Problem to work on |
Copy out every line exactly, passing over the pictures.

%%

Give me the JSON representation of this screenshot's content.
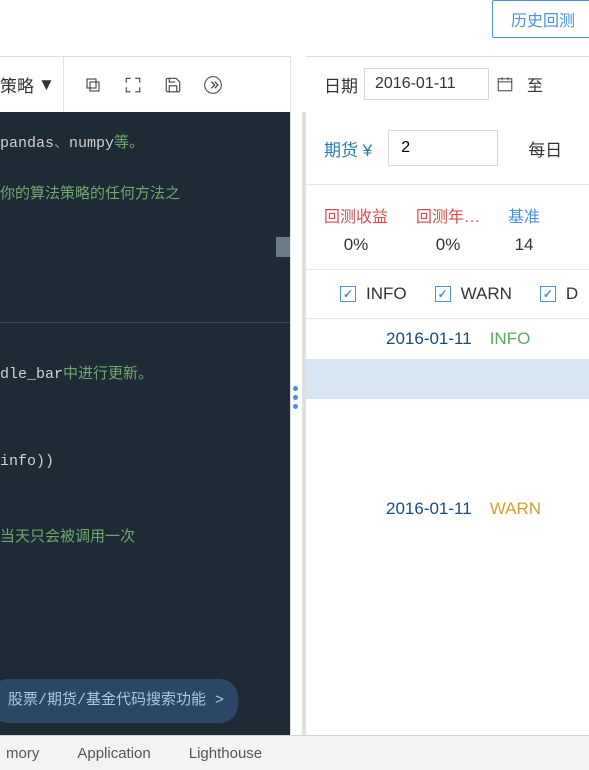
{
  "header": {
    "history_btn": "历史回测"
  },
  "left": {
    "strategy_label": "策略",
    "code": {
      "l1a": "pandas",
      "l1b": "、",
      "l1c": "numpy",
      "l1d": "等。",
      "l2": "你的算法策略的任何方法之",
      "l3a": "dle_bar",
      "l3b": "中进行更新。",
      "l4": "info))",
      "l5": "当天只会被调用一次"
    },
    "search_btn": "股票/期货/基金代码搜索功能 >"
  },
  "right": {
    "date_label": "日期",
    "date_value": "2016-01-11",
    "to": "至",
    "futures_label": "期货 ¥",
    "futures_value": "2",
    "daily": "每日",
    "metrics": [
      {
        "label": "回测收益",
        "value": "0%",
        "cls": "m-red"
      },
      {
        "label": "回测年…",
        "value": "0%",
        "cls": "m-red"
      },
      {
        "label": "基准",
        "value": "14",
        "cls": "m-blue"
      }
    ],
    "filters": {
      "info": "INFO",
      "warn": "WARN",
      "d": "D"
    },
    "logs": [
      {
        "date": "2016-01-11",
        "level": "INFO",
        "lvl_cls": "lvl-info"
      },
      {
        "date": "2016-01-11",
        "level": "WARN",
        "lvl_cls": "lvl-warn"
      }
    ]
  },
  "devtabs": {
    "memory": "mory",
    "application": "Application",
    "lighthouse": "Lighthouse"
  }
}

%%

The completed task |
Give me the JSON representation of this screenshot's content.
{
  "header": {
    "history_btn": "历史回测"
  },
  "left": {
    "strategy_label": "策略",
    "code": {
      "l1a": "pandas",
      "l1b": "、",
      "l1c": "numpy",
      "l1d": "等。",
      "l2": "你的算法策略的任何方法之",
      "l3a": "dle_bar",
      "l3b": "中进行更新。",
      "l4": "info))",
      "l5": "当天只会被调用一次"
    },
    "search_btn": "股票/期货/基金代码搜索功能 >"
  },
  "right": {
    "date_label": "日期",
    "date_value": "2016-01-11",
    "to": "至",
    "futures_label": "期货 ¥",
    "futures_value": "2",
    "daily": "每日",
    "metrics": [
      {
        "label": "回测收益",
        "value": "0%",
        "cls": "m-red"
      },
      {
        "label": "回测年…",
        "value": "0%",
        "cls": "m-red"
      },
      {
        "label": "基准",
        "value": "14",
        "cls": "m-blue"
      }
    ],
    "filters": {
      "info": "INFO",
      "warn": "WARN",
      "d": "D"
    },
    "logs": [
      {
        "date": "2016-01-11",
        "level": "INFO",
        "lvl_cls": "lvl-info"
      },
      {
        "date": "2016-01-11",
        "level": "WARN",
        "lvl_cls": "lvl-warn"
      }
    ]
  },
  "devtabs": {
    "memory": "mory",
    "application": "Application",
    "lighthouse": "Lighthouse"
  }
}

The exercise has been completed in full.